A block of data
[start]

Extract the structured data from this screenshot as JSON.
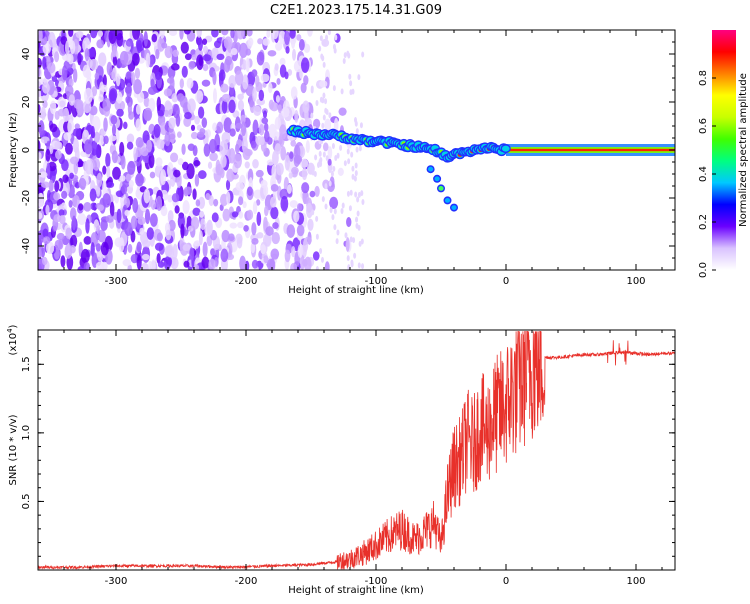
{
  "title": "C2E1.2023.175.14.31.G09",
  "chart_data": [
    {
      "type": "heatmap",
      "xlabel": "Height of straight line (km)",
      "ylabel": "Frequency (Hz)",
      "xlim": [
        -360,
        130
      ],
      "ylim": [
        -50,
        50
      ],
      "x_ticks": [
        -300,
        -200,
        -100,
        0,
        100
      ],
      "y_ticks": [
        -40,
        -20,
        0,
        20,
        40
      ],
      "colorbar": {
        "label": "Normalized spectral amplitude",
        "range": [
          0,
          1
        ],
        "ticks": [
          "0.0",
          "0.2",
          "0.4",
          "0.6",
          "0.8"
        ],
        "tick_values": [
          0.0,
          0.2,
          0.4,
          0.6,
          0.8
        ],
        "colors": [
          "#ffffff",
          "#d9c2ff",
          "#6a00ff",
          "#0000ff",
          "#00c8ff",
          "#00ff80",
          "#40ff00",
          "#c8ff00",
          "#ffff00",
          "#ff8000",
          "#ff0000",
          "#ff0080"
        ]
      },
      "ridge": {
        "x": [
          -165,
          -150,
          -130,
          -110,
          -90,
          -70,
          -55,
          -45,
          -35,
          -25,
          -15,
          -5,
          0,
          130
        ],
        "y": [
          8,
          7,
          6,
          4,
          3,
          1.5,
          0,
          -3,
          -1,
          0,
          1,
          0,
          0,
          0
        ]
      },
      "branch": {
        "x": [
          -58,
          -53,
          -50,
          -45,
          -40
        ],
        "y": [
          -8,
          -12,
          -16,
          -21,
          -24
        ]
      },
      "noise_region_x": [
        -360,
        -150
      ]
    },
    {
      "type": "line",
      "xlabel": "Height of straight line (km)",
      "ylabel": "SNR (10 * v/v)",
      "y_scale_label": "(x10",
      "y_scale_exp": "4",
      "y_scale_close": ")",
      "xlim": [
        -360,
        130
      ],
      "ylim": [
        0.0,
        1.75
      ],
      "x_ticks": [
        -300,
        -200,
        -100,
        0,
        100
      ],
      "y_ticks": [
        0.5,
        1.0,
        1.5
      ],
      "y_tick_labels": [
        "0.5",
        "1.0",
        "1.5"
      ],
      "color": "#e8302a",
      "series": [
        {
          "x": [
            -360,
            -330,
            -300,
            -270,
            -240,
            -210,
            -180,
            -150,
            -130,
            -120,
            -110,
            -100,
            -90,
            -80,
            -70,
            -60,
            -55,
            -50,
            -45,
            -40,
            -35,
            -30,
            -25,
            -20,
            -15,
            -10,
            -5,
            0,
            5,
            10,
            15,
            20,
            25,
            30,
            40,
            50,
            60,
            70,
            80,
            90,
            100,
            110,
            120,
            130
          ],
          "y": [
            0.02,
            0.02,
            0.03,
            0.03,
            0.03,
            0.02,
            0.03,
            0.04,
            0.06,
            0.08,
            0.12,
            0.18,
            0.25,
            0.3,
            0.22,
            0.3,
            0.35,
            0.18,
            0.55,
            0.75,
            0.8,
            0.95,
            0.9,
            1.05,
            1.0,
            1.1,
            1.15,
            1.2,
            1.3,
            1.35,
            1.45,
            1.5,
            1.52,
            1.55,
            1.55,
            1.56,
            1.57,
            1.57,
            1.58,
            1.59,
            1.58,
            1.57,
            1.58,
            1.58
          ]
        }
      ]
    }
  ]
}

[end]

**GIVEN INSTRUCTION**
Copy the records above exactly, leaving out every picture.

**RESULT OF THE EXERCISE**
Extract the structured data from this screenshot as JSON.
{
  "title": "C2E1.2023.175.14.31.G09",
  "chart_data": [
    {
      "type": "heatmap",
      "xlabel": "Height of straight line (km)",
      "ylabel": "Frequency (Hz)",
      "xlim": [
        -360,
        130
      ],
      "ylim": [
        -50,
        50
      ],
      "x_ticks": [
        -300,
        -200,
        -100,
        0,
        100
      ],
      "y_ticks": [
        -40,
        -20,
        0,
        20,
        40
      ],
      "colorbar": {
        "label": "Normalized spectral amplitude",
        "range": [
          0,
          1
        ],
        "ticks": [
          "0.0",
          "0.2",
          "0.4",
          "0.6",
          "0.8"
        ],
        "tick_values": [
          0.0,
          0.2,
          0.4,
          0.6,
          0.8
        ],
        "colors": [
          "#ffffff",
          "#d9c2ff",
          "#6a00ff",
          "#0000ff",
          "#00c8ff",
          "#00ff80",
          "#40ff00",
          "#c8ff00",
          "#ffff00",
          "#ff8000",
          "#ff0000",
          "#ff0080"
        ]
      },
      "ridge": {
        "x": [
          -165,
          -150,
          -130,
          -110,
          -90,
          -70,
          -55,
          -45,
          -35,
          -25,
          -15,
          -5,
          0,
          130
        ],
        "y": [
          8,
          7,
          6,
          4,
          3,
          1.5,
          0,
          -3,
          -1,
          0,
          1,
          0,
          0,
          0
        ]
      },
      "branch": {
        "x": [
          -58,
          -53,
          -50,
          -45,
          -40
        ],
        "y": [
          -8,
          -12,
          -16,
          -21,
          -24
        ]
      },
      "noise_region_x": [
        -360,
        -150
      ]
    },
    {
      "type": "line",
      "xlabel": "Height of straight line (km)",
      "ylabel": "SNR (10 * v/v)",
      "y_scale_label": "(x10",
      "y_scale_exp": "4",
      "y_scale_close": ")",
      "xlim": [
        -360,
        130
      ],
      "ylim": [
        0.0,
        1.75
      ],
      "x_ticks": [
        -300,
        -200,
        -100,
        0,
        100
      ],
      "y_ticks": [
        0.5,
        1.0,
        1.5
      ],
      "y_tick_labels": [
        "0.5",
        "1.0",
        "1.5"
      ],
      "color": "#e8302a",
      "series": [
        {
          "x": [
            -360,
            -330,
            -300,
            -270,
            -240,
            -210,
            -180,
            -150,
            -130,
            -120,
            -110,
            -100,
            -90,
            -80,
            -70,
            -60,
            -55,
            -50,
            -45,
            -40,
            -35,
            -30,
            -25,
            -20,
            -15,
            -10,
            -5,
            0,
            5,
            10,
            15,
            20,
            25,
            30,
            40,
            50,
            60,
            70,
            80,
            90,
            100,
            110,
            120,
            130
          ],
          "y": [
            0.02,
            0.02,
            0.03,
            0.03,
            0.03,
            0.02,
            0.03,
            0.04,
            0.06,
            0.08,
            0.12,
            0.18,
            0.25,
            0.3,
            0.22,
            0.3,
            0.35,
            0.18,
            0.55,
            0.75,
            0.8,
            0.95,
            0.9,
            1.05,
            1.0,
            1.1,
            1.15,
            1.2,
            1.3,
            1.35,
            1.45,
            1.5,
            1.52,
            1.55,
            1.55,
            1.56,
            1.57,
            1.57,
            1.58,
            1.59,
            1.58,
            1.57,
            1.58,
            1.58
          ]
        }
      ]
    }
  ]
}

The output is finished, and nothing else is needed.